[EXERCISE TASK] Track down each line that has the word "color" and copy it.

+ + + +

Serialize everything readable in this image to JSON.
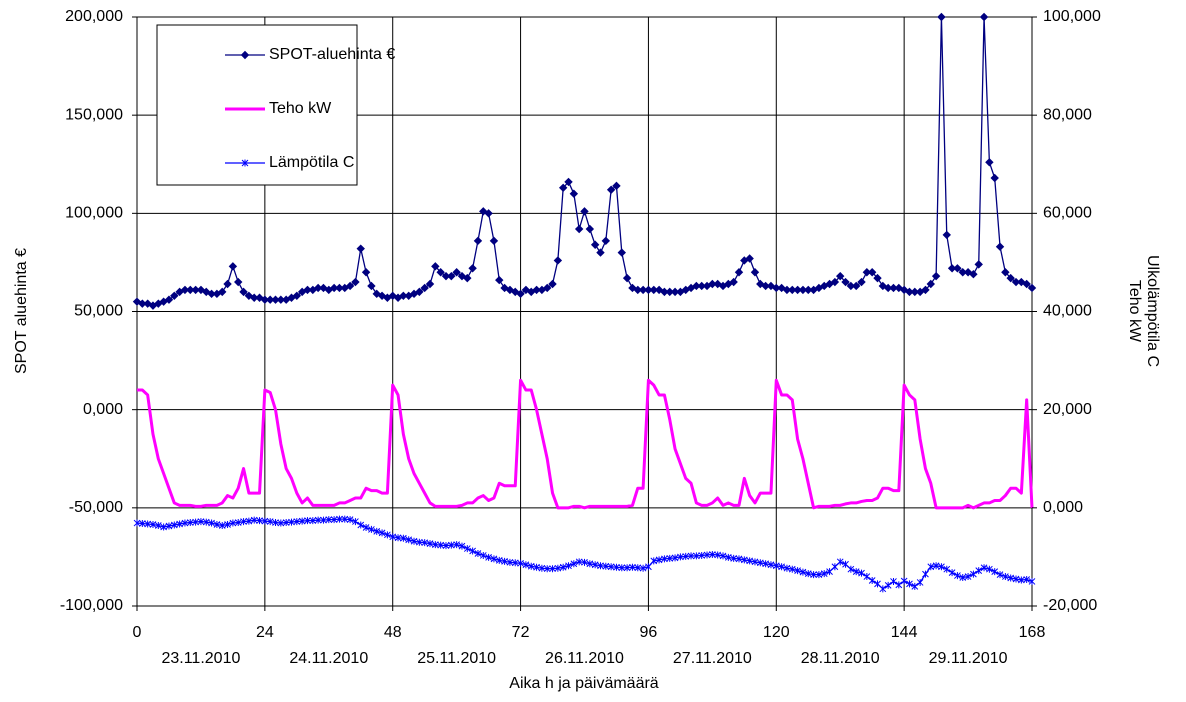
{
  "chart_data": {
    "type": "line",
    "ylabel": "SPOT aluehinta €",
    "y2label": [
      "Ulkolämpötila C",
      "Teho kW"
    ],
    "xlabel": "Aika h ja päivämäärä",
    "date_labels": [
      "23.11.2010",
      "24.11.2010",
      "25.11.2010",
      "26.11.2010",
      "27.11.2010",
      "28.11.2010",
      "29.11.2010"
    ],
    "grid": true,
    "xlim": [
      0,
      168
    ],
    "xticks": [
      0,
      24,
      48,
      72,
      96,
      120,
      144,
      168
    ],
    "ylim": [
      -100,
      200
    ],
    "yticks": [
      {
        "value": -100,
        "label": "-100,000"
      },
      {
        "value": -50,
        "label": "-50,000"
      },
      {
        "value": 0,
        "label": "0,000"
      },
      {
        "value": 50,
        "label": "50,000"
      },
      {
        "value": 100,
        "label": "100,000"
      },
      {
        "value": 150,
        "label": "150,000"
      },
      {
        "value": 200,
        "label": "200,000"
      }
    ],
    "y2lim": [
      -20,
      100
    ],
    "y2ticks": [
      {
        "value": -20,
        "label": "-20,000"
      },
      {
        "value": 0,
        "label": "0,000"
      },
      {
        "value": 20,
        "label": "20,000"
      },
      {
        "value": 40,
        "label": "40,000"
      },
      {
        "value": 60,
        "label": "60,000"
      },
      {
        "value": 80,
        "label": "80,000"
      },
      {
        "value": 100,
        "label": "100,000"
      }
    ],
    "x": [
      0,
      1,
      2,
      3,
      4,
      5,
      6,
      7,
      8,
      9,
      10,
      11,
      12,
      13,
      14,
      15,
      16,
      17,
      18,
      19,
      20,
      21,
      22,
      23,
      24,
      25,
      26,
      27,
      28,
      29,
      30,
      31,
      32,
      33,
      34,
      35,
      36,
      37,
      38,
      39,
      40,
      41,
      42,
      43,
      44,
      45,
      46,
      47,
      48,
      49,
      50,
      51,
      52,
      53,
      54,
      55,
      56,
      57,
      58,
      59,
      60,
      61,
      62,
      63,
      64,
      65,
      66,
      67,
      68,
      69,
      70,
      71,
      72,
      73,
      74,
      75,
      76,
      77,
      78,
      79,
      80,
      81,
      82,
      83,
      84,
      85,
      86,
      87,
      88,
      89,
      90,
      91,
      92,
      93,
      94,
      95,
      96,
      97,
      98,
      99,
      100,
      101,
      102,
      103,
      104,
      105,
      106,
      107,
      108,
      109,
      110,
      111,
      112,
      113,
      114,
      115,
      116,
      117,
      118,
      119,
      120,
      121,
      122,
      123,
      124,
      125,
      126,
      127,
      128,
      129,
      130,
      131,
      132,
      133,
      134,
      135,
      136,
      137,
      138,
      139,
      140,
      141,
      142,
      143,
      144,
      145,
      146,
      147,
      148,
      149,
      150,
      151,
      152,
      153,
      154,
      155,
      156,
      157,
      158,
      159,
      160,
      161,
      162,
      163,
      164,
      165,
      166,
      167,
      168
    ],
    "series": [
      {
        "name": "SPOT-aluehinta €",
        "color": "#000080",
        "marker": "diamond",
        "axis": "y",
        "values": [
          55,
          54,
          54,
          53,
          54,
          55,
          56,
          58,
          60,
          61,
          61,
          61,
          61,
          60,
          59,
          59,
          60,
          64,
          73,
          65,
          60,
          58,
          57,
          57,
          56,
          56,
          56,
          56,
          56,
          57,
          58,
          60,
          61,
          61,
          62,
          62,
          61,
          62,
          62,
          62,
          63,
          65,
          82,
          70,
          63,
          59,
          58,
          57,
          58,
          57,
          58,
          58,
          59,
          60,
          62,
          64,
          73,
          70,
          68,
          68,
          70,
          68,
          67,
          72,
          86,
          101,
          100,
          86,
          66,
          62,
          61,
          60,
          59,
          61,
          60,
          61,
          61,
          62,
          64,
          76,
          113,
          116,
          110,
          92,
          101,
          92,
          84,
          80,
          86,
          112,
          114,
          80,
          67,
          62,
          61,
          61,
          61,
          61,
          61,
          60,
          60,
          60,
          60,
          61,
          62,
          63,
          63,
          63,
          64,
          64,
          63,
          64,
          65,
          70,
          76,
          77,
          70,
          64,
          63,
          63,
          62,
          62,
          61,
          61,
          61,
          61,
          61,
          61,
          62,
          63,
          64,
          65,
          68,
          65,
          63,
          63,
          65,
          70,
          70,
          67,
          63,
          62,
          62,
          62,
          61,
          60,
          60,
          60,
          61,
          64,
          68,
          200,
          89,
          72,
          72,
          70,
          70,
          69,
          74,
          200,
          126,
          118,
          83,
          70,
          67,
          65,
          65,
          64,
          62
        ]
      },
      {
        "name": "Teho kW",
        "color": "#ff00ff",
        "marker": "none",
        "axis": "y2",
        "values": [
          24,
          24,
          23,
          15,
          10,
          7,
          4,
          1,
          0.5,
          0.5,
          0.5,
          0.3,
          0.3,
          0.5,
          0.5,
          0.5,
          1,
          2.5,
          2,
          4,
          8,
          3,
          3,
          3,
          24,
          23.5,
          20,
          13,
          8,
          6,
          3,
          1,
          2,
          0.5,
          0.5,
          0.5,
          0.5,
          0.5,
          1,
          1,
          1.5,
          2,
          2,
          4,
          3.5,
          3.5,
          3,
          3,
          25,
          23,
          15,
          10,
          7,
          5,
          3,
          1,
          0.3,
          0.3,
          0.3,
          0.3,
          0.3,
          0.5,
          1,
          1,
          2,
          2.5,
          1.5,
          2,
          5,
          4.5,
          4.5,
          4.5,
          26,
          24,
          24,
          20,
          15,
          10,
          3,
          0,
          0,
          0,
          0.3,
          0.3,
          0,
          0.3,
          0.3,
          0.3,
          0.3,
          0.3,
          0.3,
          0.3,
          0.3,
          0.5,
          4,
          4,
          26,
          25,
          23,
          23,
          18,
          12,
          9,
          6,
          5,
          1,
          0.5,
          0.5,
          1,
          2,
          0.5,
          1,
          0.5,
          0.5,
          6,
          2.5,
          1,
          3,
          3,
          3,
          26,
          23,
          23,
          22,
          14,
          10,
          5,
          0,
          0.3,
          0.3,
          0.3,
          0.5,
          0.5,
          0.8,
          1,
          1,
          1.3,
          1.5,
          1.5,
          2,
          4,
          4,
          3.5,
          3.5,
          25,
          23,
          22,
          14,
          8,
          5,
          0,
          0,
          0,
          0,
          0,
          0,
          0.5,
          0,
          0.5,
          1,
          1,
          1.5,
          1.5,
          2.5,
          4,
          4,
          3,
          22,
          0
        ]
      },
      {
        "name": "Lämpötila C",
        "color": "#0000ff",
        "marker": "asterisk",
        "axis": "y2",
        "values": [
          -3.1,
          -3.2,
          -3.3,
          -3.4,
          -3.6,
          -3.9,
          -3.7,
          -3.5,
          -3.3,
          -3.1,
          -3,
          -2.9,
          -2.8,
          -2.9,
          -3.1,
          -3.4,
          -3.6,
          -3.4,
          -3.1,
          -3,
          -2.8,
          -2.7,
          -2.5,
          -2.6,
          -2.7,
          -2.8,
          -3,
          -3.1,
          -3,
          -2.9,
          -2.8,
          -2.7,
          -2.6,
          -2.6,
          -2.5,
          -2.5,
          -2.4,
          -2.4,
          -2.3,
          -2.3,
          -2.4,
          -2.8,
          -3.5,
          -4,
          -4.4,
          -4.8,
          -5.1,
          -5.5,
          -5.9,
          -6.1,
          -6.2,
          -6.5,
          -6.8,
          -7,
          -7.1,
          -7.3,
          -7.5,
          -7.6,
          -7.7,
          -7.6,
          -7.5,
          -7.8,
          -8.3,
          -8.8,
          -9.3,
          -9.7,
          -10.1,
          -10.4,
          -10.7,
          -10.9,
          -11.1,
          -11.2,
          -11.3,
          -11.6,
          -11.9,
          -12.1,
          -12.3,
          -12.4,
          -12.4,
          -12.3,
          -12.1,
          -11.8,
          -11.4,
          -11,
          -11.1,
          -11.4,
          -11.6,
          -11.8,
          -11.9,
          -12,
          -12.1,
          -12.2,
          -12.2,
          -12.1,
          -12.2,
          -12.3,
          -12,
          -10.8,
          -10.6,
          -10.4,
          -10.3,
          -10.2,
          -10,
          -9.9,
          -9.8,
          -9.8,
          -9.7,
          -9.6,
          -9.5,
          -9.6,
          -9.8,
          -10.1,
          -10.3,
          -10.4,
          -10.6,
          -10.8,
          -11,
          -11.2,
          -11.4,
          -11.6,
          -11.8,
          -12,
          -12.3,
          -12.5,
          -12.8,
          -13.1,
          -13.4,
          -13.6,
          -13.6,
          -13.4,
          -13,
          -12,
          -11,
          -11.5,
          -12.5,
          -13,
          -13.3,
          -14,
          -14.8,
          -15.5,
          -16.5,
          -15.8,
          -15,
          -15.7,
          -14.9,
          -15.5,
          -16,
          -15.2,
          -13.5,
          -12,
          -11.8,
          -12,
          -12.5,
          -13.2,
          -13.8,
          -14.2,
          -14,
          -13.5,
          -12.8,
          -12.2,
          -12.5,
          -13,
          -13.6,
          -14,
          -14.3,
          -14.5,
          -14.7,
          -14.6,
          -15
        ]
      }
    ]
  }
}
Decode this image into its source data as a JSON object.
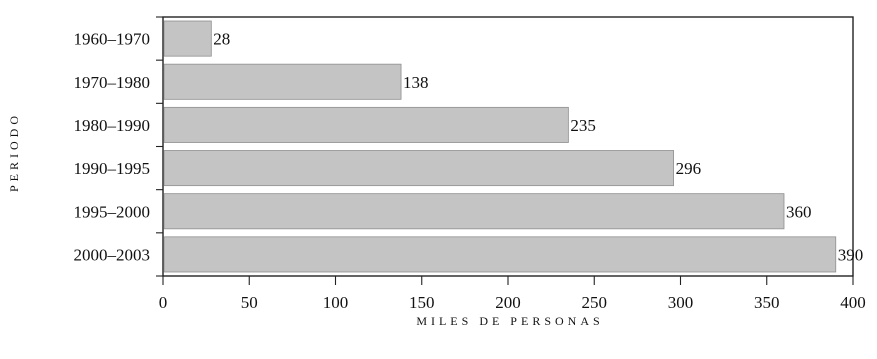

+ + + +

[OUTPUT FOR THIS EXERCISE]
        "color": "#000080",
        "color": "#ff00ff",
        "color": "#0000ff",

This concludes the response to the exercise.